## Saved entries

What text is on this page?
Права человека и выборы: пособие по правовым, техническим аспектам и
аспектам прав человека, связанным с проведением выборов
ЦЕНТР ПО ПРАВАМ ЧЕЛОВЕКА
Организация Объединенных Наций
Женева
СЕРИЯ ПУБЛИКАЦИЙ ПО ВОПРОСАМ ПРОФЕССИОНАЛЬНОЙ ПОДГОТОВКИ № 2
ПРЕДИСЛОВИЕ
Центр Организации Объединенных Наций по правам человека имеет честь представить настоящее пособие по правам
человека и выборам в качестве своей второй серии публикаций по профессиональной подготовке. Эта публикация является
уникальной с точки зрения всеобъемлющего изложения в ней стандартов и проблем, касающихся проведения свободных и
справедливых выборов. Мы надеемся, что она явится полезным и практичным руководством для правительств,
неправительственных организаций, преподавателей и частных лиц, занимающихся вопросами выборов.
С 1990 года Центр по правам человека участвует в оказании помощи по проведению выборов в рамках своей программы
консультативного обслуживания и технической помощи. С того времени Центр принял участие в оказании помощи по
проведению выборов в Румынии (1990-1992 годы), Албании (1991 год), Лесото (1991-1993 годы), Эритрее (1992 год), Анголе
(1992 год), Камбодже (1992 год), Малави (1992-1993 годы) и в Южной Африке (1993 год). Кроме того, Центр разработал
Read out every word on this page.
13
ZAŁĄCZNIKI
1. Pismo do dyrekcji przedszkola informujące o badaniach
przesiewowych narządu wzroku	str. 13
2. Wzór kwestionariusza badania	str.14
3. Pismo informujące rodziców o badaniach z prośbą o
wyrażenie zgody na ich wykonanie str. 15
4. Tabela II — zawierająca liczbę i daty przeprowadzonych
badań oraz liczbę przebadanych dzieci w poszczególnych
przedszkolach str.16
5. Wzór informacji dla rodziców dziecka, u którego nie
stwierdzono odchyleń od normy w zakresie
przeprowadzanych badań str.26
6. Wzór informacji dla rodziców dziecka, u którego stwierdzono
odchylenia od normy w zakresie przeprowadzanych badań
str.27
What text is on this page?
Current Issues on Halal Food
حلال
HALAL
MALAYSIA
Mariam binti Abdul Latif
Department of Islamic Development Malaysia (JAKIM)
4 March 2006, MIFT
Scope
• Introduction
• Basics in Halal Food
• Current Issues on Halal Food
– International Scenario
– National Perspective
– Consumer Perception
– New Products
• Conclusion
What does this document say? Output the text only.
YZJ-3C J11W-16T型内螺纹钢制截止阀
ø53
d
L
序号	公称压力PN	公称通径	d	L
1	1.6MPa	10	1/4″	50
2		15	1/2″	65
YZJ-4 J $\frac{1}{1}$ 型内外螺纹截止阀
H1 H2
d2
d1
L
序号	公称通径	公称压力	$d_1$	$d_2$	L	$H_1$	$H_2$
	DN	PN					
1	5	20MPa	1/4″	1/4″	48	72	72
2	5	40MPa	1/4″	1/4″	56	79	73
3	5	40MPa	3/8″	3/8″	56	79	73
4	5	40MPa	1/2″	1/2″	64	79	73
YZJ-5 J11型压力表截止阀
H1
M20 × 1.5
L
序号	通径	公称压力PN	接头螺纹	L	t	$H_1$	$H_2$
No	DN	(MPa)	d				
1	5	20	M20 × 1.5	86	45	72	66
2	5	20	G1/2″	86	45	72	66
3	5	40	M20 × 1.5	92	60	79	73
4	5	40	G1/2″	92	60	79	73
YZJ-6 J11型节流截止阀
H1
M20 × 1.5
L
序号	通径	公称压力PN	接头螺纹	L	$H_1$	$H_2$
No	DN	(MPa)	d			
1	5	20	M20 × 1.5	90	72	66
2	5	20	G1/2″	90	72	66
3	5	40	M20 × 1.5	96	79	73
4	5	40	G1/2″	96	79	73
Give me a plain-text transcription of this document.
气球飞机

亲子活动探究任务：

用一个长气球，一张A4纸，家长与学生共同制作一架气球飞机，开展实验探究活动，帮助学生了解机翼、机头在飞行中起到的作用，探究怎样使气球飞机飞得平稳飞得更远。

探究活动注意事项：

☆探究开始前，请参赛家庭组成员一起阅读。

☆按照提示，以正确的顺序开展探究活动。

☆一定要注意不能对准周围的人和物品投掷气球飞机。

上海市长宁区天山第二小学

## Aim
From the line containing "What does this" down to the final line of the data, write out every line exactly; both the first and last of these belong in your answer, and nothing else does.

## Response
What does this document say? Output the text only.
YZJ-3C J11W-16T型内螺纹钢制截止阀
ø53
d
L
序号	公称压力PN	公称通径	d	L
1	1.6MPa	10	1/4″	50
2		15	1/2″	65
YZJ-4 J $\frac{1}{1}$ 型内外螺纹截止阀
H1 H2
d2
d1
L
序号	公称通径	公称压力	$d_1$	$d_2$	L	$H_1$	$H_2$
	DN	PN					
1	5	20MPa	1/4″	1/4″	48	72	72
2	5	40MPa	1/4″	1/4″	56	79	73
3	5	40MPa	3/8″	3/8″	56	79	73
4	5	40MPa	1/2″	1/2″	64	79	73
YZJ-5 J11型压力表截止阀
H1
M20 × 1.5
L
序号	通径	公称压力PN	接头螺纹	L	t	$H_1$	$H_2$
No	DN	(MPa)	d				
1	5	20	M20 × 1.5	86	45	72	66
2	5	20	G1/2″	86	45	72	66
3	5	40	M20 × 1.5	92	60	79	73
4	5	40	G1/2″	92	60	79	73
YZJ-6 J11型节流截止阀
H1
M20 × 1.5
L
序号	通径	公称压力PN	接头螺纹	L	$H_1$	$H_2$
No	DN	(MPa)	d			
1	5	20	M20 × 1.5	90	72	66
2	5	20	G1/2″	90	72	66
3	5	40	M20 × 1.5	96	79	73
4	5	40	G1/2″	96	79	73
Give me a plain-text transcription of this document.
气球飞机

亲子活动探究任务：

用一个长气球，一张A4纸，家长与学生共同制作一架气球飞机，开展实验探究活动，帮助学生了解机翼、机头在飞行中起到的作用，探究怎样使气球飞机飞得平稳飞得更远。

探究活动注意事项：

☆探究开始前，请参赛家庭组成员一起阅读。

☆按照提示，以正确的顺序开展探究活动。

☆一定要注意不能对准周围的人和物品投掷气球飞机。

上海市长宁区天山第二小学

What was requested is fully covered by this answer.